* Source records
• • • •
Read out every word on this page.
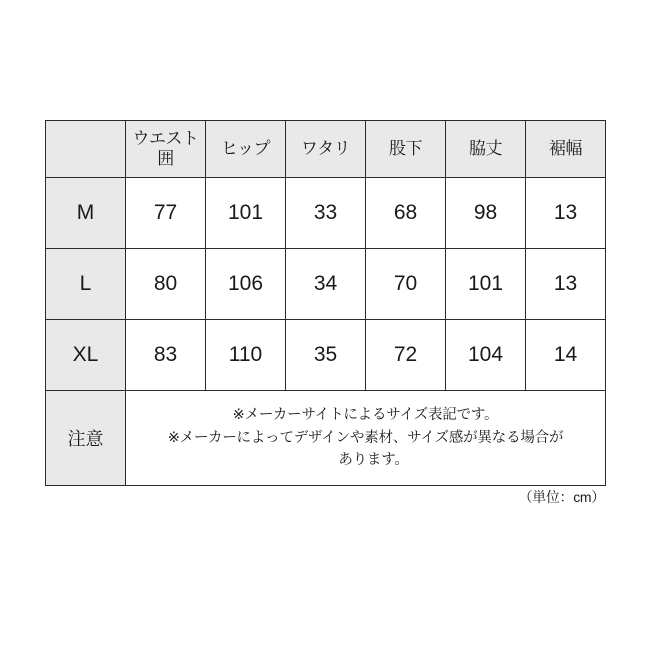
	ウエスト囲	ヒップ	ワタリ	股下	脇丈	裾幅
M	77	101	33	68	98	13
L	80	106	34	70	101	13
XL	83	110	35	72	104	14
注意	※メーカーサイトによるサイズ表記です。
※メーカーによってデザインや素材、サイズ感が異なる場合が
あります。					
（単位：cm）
• • • •
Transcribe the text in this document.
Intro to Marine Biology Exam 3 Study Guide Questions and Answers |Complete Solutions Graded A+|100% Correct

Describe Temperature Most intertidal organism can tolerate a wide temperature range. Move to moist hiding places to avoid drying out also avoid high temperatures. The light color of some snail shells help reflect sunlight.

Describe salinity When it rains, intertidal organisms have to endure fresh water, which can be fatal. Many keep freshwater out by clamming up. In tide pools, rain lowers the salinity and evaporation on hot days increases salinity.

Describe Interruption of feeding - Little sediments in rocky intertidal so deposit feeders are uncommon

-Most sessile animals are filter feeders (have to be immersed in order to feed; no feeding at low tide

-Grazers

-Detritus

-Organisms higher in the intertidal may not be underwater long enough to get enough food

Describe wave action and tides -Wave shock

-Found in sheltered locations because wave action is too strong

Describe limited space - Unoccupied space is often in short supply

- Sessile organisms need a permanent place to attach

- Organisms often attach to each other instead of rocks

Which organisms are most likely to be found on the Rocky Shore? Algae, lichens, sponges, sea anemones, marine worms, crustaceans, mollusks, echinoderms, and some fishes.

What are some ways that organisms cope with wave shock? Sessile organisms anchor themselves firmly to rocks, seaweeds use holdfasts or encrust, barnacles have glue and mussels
• • • •
* WORK INSTRUCTIONS
Within the material above, find the lines that contain the word "feeding"; copy them.

* COMPLETE RESPONSE
Describe Interruption of feeding - Little sediments in rocky intertidal so deposit feeders are uncommon
-Most sessile animals are filter feeders (have to be immersed in order to feed; no feeding at low tide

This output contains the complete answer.